EXERCISE DETAILS » What follows is a listing. Return every line of it exactly.

Data records »
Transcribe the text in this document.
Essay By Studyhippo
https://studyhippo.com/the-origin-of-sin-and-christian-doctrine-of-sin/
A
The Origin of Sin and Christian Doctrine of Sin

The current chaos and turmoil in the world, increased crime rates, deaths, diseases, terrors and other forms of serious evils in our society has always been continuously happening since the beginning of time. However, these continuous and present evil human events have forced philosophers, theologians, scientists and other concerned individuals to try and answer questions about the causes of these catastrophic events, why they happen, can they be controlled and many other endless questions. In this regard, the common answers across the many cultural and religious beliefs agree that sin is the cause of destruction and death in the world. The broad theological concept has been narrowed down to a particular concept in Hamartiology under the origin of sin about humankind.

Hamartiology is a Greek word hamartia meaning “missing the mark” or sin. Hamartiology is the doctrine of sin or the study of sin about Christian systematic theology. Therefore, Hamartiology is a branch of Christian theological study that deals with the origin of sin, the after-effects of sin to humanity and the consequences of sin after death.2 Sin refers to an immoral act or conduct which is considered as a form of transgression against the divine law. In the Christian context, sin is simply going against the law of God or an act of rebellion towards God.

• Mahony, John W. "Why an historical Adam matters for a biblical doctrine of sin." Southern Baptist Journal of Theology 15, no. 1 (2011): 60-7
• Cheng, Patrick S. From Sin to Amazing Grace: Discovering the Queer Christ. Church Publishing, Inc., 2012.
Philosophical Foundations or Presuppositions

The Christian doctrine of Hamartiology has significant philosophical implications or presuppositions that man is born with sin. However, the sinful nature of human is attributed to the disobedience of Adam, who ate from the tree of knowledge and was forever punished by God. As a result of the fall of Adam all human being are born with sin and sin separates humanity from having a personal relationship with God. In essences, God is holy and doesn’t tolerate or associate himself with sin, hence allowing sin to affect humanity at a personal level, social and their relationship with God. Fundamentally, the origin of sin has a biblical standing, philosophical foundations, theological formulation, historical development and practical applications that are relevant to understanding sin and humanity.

RESULT OF THE TASK »
Transcribe the text in this document.
Essay By Studyhippo
https://studyhippo.com/the-origin-of-sin-and-christian-doctrine-of-sin/
A
The Origin of Sin and Christian Doctrine of Sin

The current chaos and turmoil in the world, increased crime rates, deaths, diseases, terrors and other forms of serious evils in our society has always been continuously happening since the beginning of time. However, these continuous and present evil human events have forced philosophers, theologians, scientists and other concerned individuals to try and answer questions about the causes of these catastrophic events, why they happen, can they be controlled and many other endless questions. In this regard, the common answers across the many cultural and religious beliefs agree that sin is the cause of destruction and death in the world. The broad theological concept has been narrowed down to a particular concept in Hamartiology under the origin of sin about humankind.

Hamartiology is a Greek word hamartia meaning “missing the mark” or sin. Hamartiology is the doctrine of sin or the study of sin about Christian systematic theology. Therefore, Hamartiology is a branch of Christian theological study that deals with the origin of sin, the after-effects of sin to humanity and the consequences of sin after death.2 Sin refers to an immoral act or conduct which is considered as a form of transgression against the divine law. In the Christian context, sin is simply going against the law of God or an act of rebellion towards God.

• Mahony, John W. "Why an historical Adam matters for a biblical doctrine of sin." Southern Baptist Journal of Theology 15, no. 1 (2011): 60-7
• Cheng, Patrick S. From Sin to Amazing Grace: Discovering the Queer Christ. Church Publishing, Inc., 2012.
Philosophical Foundations or Presuppositions

The Christian doctrine of Hamartiology has significant philosophical implications or presuppositions that man is born with sin. However, the sinful nature of human is attributed to the disobedience of Adam, who ate from the tree of knowledge and was forever punished by God. As a result of the fall of Adam all human being are born with sin and sin separates humanity from having a personal relationship with God. In essences, God is holy and doesn’t tolerate or associate himself with sin, hence allowing sin to affect humanity at a personal level, social and their relationship with God. Fundamentally, the origin of sin has a biblical standing, philosophical foundations, theological formulation, historical development and practical applications that are relevant to understanding sin and humanity.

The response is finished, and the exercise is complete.